> Directive
Lines holding the string "ſcientia" are the ones to copy from this listing.
== Data lines ==
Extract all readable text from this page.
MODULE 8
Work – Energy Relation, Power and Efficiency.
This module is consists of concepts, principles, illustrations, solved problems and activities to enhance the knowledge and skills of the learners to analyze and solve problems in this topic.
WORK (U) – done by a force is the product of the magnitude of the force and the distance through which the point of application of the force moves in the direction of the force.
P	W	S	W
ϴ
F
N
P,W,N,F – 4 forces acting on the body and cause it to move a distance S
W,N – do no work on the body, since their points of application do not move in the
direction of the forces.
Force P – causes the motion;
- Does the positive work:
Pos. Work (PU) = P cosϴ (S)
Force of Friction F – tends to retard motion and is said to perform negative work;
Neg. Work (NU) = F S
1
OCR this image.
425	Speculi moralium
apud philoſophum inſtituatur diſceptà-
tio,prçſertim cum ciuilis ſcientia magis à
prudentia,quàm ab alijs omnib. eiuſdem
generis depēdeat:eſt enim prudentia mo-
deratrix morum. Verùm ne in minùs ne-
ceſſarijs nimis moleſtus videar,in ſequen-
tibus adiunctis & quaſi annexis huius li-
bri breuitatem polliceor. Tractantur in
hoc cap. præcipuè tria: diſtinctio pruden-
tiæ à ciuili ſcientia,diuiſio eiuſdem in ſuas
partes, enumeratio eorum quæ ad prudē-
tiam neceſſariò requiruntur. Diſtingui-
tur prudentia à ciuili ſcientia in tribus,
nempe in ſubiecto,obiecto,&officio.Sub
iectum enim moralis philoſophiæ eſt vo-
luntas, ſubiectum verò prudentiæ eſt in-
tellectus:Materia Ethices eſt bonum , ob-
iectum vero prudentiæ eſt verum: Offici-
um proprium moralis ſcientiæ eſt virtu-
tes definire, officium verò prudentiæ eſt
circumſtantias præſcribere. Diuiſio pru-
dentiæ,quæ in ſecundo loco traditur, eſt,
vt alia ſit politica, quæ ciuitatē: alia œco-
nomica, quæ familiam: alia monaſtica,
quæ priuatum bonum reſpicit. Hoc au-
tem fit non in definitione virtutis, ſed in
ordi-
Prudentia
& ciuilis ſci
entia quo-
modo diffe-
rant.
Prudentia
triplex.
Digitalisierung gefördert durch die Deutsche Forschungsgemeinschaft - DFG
===
== Data lines ==
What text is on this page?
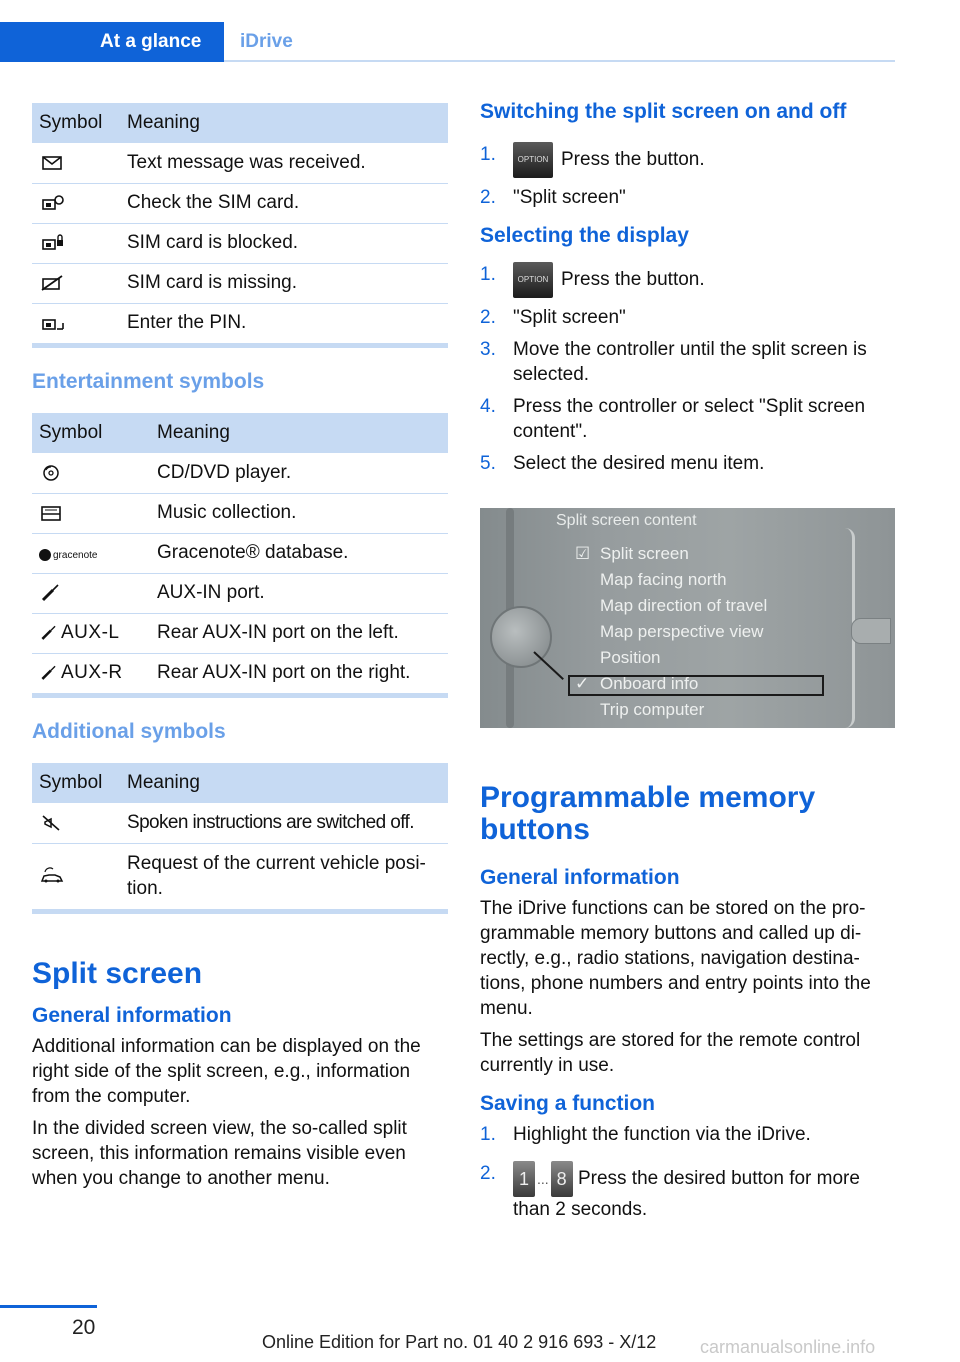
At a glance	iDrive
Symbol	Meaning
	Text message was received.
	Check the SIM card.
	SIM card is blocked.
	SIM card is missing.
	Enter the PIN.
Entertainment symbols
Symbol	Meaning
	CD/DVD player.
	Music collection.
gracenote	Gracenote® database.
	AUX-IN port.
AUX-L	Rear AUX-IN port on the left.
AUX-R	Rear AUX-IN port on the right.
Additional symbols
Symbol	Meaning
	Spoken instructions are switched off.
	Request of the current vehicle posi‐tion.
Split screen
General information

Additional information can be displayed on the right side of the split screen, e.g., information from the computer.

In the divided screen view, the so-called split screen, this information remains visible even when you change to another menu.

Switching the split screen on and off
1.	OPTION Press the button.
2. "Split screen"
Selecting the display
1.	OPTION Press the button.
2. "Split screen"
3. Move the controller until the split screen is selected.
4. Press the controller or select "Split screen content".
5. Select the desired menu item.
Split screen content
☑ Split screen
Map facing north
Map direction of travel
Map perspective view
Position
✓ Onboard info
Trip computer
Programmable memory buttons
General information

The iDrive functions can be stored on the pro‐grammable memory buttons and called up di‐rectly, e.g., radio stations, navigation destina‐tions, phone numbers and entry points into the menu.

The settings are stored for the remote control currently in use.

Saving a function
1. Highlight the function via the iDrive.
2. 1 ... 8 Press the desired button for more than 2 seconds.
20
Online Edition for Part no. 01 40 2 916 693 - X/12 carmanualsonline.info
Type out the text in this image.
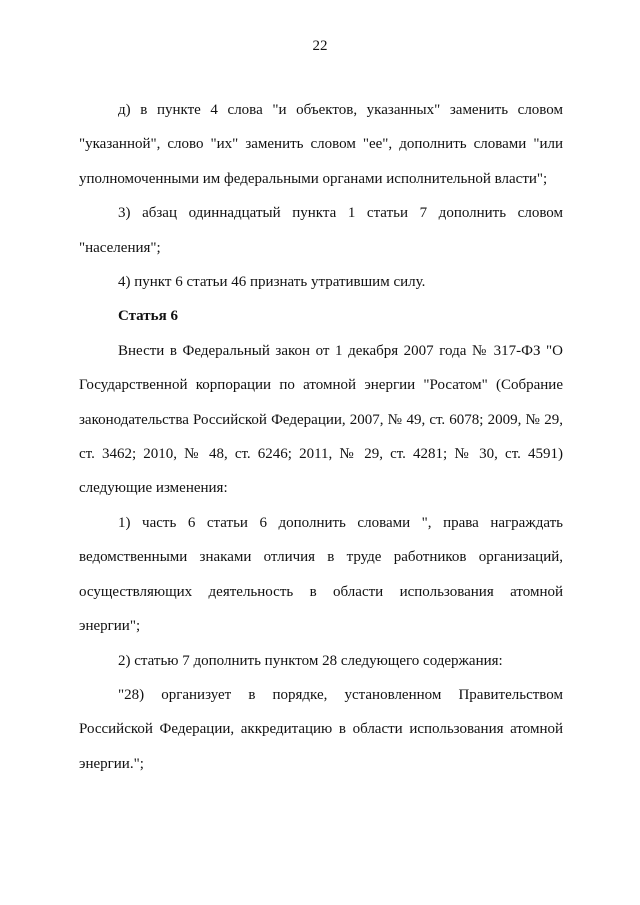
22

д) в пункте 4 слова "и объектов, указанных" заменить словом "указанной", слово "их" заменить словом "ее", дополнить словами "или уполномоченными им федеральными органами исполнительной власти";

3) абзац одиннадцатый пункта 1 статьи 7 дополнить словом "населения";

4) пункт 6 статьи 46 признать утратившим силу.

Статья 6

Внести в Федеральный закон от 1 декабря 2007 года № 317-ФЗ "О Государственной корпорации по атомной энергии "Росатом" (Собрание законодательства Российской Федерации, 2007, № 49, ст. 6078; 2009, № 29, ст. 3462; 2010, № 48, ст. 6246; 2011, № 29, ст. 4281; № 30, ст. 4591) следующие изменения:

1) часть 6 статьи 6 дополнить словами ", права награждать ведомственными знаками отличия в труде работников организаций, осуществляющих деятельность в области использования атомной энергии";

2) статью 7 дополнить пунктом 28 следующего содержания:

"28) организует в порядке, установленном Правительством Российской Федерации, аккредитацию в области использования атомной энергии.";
===
== Data lines ==
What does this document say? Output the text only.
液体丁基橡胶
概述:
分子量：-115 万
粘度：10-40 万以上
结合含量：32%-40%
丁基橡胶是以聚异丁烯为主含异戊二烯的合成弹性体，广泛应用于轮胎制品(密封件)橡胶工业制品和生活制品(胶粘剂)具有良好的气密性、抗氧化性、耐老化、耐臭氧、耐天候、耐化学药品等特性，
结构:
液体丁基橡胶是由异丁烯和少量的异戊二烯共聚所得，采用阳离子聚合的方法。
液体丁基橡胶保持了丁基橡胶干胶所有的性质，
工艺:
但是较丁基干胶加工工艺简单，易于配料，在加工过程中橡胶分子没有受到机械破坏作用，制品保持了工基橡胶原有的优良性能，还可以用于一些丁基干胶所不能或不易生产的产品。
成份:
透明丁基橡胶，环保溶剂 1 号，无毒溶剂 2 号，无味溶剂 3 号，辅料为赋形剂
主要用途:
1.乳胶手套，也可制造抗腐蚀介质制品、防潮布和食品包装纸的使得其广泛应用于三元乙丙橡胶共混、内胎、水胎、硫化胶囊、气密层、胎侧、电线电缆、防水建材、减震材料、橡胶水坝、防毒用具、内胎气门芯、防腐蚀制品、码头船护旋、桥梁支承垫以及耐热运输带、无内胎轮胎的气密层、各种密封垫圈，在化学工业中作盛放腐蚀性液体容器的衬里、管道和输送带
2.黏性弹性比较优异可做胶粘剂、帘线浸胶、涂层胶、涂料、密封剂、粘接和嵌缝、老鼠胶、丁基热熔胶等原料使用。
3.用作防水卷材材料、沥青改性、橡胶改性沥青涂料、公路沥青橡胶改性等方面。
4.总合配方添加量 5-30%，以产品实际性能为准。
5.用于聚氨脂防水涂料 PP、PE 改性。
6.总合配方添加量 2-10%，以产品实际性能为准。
===
> Task response
tio,prçſertim cum ciuilis ſcientia magis à
tiæ à ciuili ſcientia,diuiſio eiuſdem in ſuas
tur prudentia à ciuili ſcientia in tribus,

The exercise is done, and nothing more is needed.